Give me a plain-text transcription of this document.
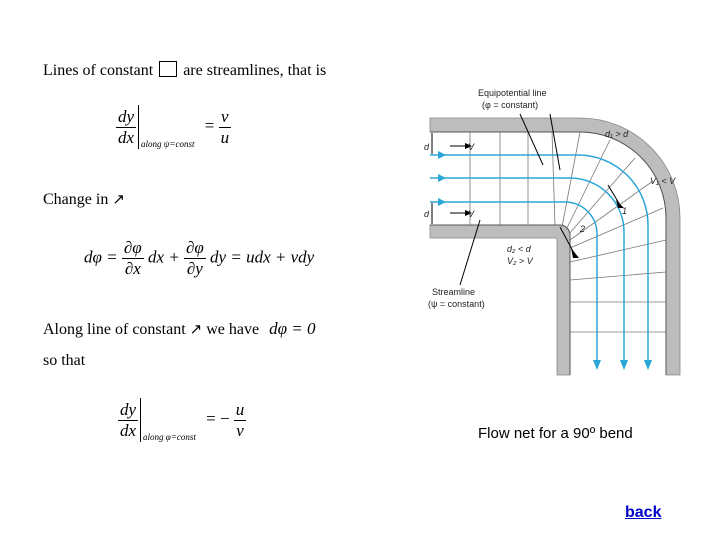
Lines of constant are streamlines, that is
$\frac{dy}{dx} _{along \psi=const} = \frac{v}{u}$
Change in ↗
$d\varphi = \frac{\partial\varphi}{\partial x}$ dx + $\frac{\partial\varphi}{\partial y}$ dy = udx + vdy
Along line of constant ↗ we have dφ = 0
so that
$\frac{dy}{dx} _{along \varphi=const}$ = − $\frac{u}{v}$
Equipotential line
(φ = constant)
Streamline
(ψ = constant)
d₁ > d
V₁ < V
d₂ < d
V₂ > V
d
d
V
V	1
2
Flow net for a 90º bend
back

### WRITTEN PROBLEM
Your copy of the data above should match it exactly, except that pictures are left out.

### ANSWER FOR THE TASK
Give me a plain-text transcription of this document.
Lines of constant are streamlines, that is
$\frac{dy}{dx} _{along \psi=const} = \frac{v}{u}$
Change in ↗
$d\varphi = \frac{\partial\varphi}{\partial x}$ dx + $\frac{\partial\varphi}{\partial y}$ dy = udx + vdy
Along line of constant ↗ we have dφ = 0
so that
$\frac{dy}{dx} _{along \varphi=const}$ = − $\frac{u}{v}$
Equipotential line
(φ = constant)
Streamline
(ψ = constant)
d₁ > d
V₁ < V
d₂ < d
V₂ > V
d
d
V
V	1
2
Flow net for a 90º bend
back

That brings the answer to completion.